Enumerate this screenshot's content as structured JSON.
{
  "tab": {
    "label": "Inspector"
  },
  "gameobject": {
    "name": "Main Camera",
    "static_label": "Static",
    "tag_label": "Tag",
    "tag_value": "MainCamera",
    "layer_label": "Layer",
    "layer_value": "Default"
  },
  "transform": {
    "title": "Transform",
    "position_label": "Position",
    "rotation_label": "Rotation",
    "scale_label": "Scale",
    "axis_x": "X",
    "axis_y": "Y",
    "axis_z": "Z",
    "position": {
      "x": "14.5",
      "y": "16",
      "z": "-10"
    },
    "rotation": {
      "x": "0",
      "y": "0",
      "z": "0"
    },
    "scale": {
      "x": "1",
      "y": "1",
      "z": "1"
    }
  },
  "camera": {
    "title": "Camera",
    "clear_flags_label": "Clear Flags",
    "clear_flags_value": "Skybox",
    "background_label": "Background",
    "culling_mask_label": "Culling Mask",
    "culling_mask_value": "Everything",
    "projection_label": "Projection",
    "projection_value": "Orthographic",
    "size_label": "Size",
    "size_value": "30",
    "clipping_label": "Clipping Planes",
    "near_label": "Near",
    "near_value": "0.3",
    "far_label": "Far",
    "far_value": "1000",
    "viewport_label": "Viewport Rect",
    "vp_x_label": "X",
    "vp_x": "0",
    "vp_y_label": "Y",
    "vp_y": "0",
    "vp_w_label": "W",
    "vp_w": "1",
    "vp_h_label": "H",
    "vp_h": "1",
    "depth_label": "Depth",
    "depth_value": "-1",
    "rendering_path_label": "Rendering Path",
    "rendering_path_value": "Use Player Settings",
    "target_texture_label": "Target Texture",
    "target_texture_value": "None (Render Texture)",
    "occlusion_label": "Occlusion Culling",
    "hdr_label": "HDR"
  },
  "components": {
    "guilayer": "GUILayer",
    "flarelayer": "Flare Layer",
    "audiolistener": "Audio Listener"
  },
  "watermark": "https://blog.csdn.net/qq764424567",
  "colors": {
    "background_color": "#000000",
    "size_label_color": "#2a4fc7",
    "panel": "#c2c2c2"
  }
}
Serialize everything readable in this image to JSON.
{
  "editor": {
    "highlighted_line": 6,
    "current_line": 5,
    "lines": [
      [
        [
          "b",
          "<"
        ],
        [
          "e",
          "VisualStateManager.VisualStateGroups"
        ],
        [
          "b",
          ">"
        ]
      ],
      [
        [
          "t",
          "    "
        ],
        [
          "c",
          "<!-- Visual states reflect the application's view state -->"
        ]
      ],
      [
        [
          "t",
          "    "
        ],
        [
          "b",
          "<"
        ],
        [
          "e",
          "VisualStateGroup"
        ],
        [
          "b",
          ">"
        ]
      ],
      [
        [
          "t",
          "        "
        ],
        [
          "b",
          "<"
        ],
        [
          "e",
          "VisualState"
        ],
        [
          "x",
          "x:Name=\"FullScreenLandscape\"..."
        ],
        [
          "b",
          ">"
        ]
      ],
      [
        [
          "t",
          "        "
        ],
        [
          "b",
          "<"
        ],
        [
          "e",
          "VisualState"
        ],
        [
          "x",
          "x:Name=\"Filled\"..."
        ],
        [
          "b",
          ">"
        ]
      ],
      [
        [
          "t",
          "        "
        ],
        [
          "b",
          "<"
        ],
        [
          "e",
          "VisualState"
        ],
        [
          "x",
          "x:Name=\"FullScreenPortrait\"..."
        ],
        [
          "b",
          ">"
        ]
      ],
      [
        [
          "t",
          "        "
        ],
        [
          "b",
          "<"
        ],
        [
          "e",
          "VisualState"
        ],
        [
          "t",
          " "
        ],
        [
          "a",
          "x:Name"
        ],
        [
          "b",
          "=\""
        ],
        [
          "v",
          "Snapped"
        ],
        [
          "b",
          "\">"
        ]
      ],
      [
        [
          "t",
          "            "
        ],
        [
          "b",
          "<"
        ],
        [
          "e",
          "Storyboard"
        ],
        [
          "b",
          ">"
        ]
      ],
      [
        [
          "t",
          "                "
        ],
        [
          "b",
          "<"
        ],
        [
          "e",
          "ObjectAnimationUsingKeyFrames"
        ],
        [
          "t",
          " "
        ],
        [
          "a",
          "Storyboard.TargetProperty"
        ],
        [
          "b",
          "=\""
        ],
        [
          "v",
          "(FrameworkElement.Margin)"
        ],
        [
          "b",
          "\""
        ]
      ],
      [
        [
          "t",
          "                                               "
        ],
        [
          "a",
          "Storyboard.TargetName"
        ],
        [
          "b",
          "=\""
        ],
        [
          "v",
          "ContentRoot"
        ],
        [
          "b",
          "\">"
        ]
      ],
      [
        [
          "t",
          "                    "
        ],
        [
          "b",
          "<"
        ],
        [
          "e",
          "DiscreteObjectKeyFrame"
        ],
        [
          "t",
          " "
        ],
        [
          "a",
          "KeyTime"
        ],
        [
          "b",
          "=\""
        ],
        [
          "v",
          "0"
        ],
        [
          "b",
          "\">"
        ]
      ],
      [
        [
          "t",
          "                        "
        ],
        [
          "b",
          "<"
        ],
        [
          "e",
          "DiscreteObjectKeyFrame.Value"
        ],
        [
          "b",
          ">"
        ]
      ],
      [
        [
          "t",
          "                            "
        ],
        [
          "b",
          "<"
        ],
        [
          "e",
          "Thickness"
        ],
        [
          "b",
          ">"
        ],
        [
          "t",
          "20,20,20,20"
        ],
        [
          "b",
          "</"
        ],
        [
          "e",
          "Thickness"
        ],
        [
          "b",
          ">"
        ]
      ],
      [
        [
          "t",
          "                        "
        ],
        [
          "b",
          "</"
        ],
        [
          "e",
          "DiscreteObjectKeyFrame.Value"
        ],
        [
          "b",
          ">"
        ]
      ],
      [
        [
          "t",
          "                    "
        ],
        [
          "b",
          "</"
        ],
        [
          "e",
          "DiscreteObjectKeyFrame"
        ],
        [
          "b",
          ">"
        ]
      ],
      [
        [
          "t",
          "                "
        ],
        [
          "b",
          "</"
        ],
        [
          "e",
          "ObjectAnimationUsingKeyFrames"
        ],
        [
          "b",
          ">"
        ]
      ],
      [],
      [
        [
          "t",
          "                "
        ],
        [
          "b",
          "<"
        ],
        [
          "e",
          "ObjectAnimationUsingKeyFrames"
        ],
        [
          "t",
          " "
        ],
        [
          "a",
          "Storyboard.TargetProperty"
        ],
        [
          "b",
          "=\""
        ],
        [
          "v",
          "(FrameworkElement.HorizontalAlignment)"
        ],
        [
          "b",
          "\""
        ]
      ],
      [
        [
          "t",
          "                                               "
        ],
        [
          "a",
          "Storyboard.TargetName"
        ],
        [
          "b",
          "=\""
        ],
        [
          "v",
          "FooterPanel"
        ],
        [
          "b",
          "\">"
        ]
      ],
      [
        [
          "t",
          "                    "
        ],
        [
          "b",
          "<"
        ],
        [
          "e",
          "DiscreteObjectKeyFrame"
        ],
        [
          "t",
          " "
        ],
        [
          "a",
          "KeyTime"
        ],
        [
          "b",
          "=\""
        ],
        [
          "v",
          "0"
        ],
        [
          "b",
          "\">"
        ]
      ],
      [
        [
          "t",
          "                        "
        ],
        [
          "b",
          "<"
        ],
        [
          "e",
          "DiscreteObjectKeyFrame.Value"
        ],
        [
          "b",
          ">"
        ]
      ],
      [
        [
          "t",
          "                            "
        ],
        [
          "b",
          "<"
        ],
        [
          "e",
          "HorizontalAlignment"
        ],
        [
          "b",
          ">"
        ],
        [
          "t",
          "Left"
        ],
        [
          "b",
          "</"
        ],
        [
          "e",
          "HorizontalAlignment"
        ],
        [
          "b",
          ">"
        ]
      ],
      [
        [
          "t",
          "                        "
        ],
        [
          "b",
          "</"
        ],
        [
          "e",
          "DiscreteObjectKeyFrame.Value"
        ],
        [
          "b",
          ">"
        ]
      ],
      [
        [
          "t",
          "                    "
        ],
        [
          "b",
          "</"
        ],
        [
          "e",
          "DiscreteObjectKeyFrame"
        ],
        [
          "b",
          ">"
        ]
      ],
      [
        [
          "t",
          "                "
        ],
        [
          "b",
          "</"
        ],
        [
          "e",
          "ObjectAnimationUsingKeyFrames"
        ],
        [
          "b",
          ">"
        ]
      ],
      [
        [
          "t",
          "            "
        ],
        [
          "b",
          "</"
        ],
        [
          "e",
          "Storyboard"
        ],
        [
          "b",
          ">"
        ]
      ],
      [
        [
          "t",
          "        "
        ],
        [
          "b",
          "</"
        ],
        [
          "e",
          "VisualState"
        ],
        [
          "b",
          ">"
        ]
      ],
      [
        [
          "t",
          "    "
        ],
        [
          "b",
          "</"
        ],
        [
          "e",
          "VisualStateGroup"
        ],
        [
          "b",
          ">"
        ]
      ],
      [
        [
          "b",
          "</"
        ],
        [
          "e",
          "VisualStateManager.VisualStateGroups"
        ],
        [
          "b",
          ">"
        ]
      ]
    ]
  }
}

○ ○ ○

• [Stated task]: State only how many lines in the material include "FrameworkElement".

• [Written reply]: 2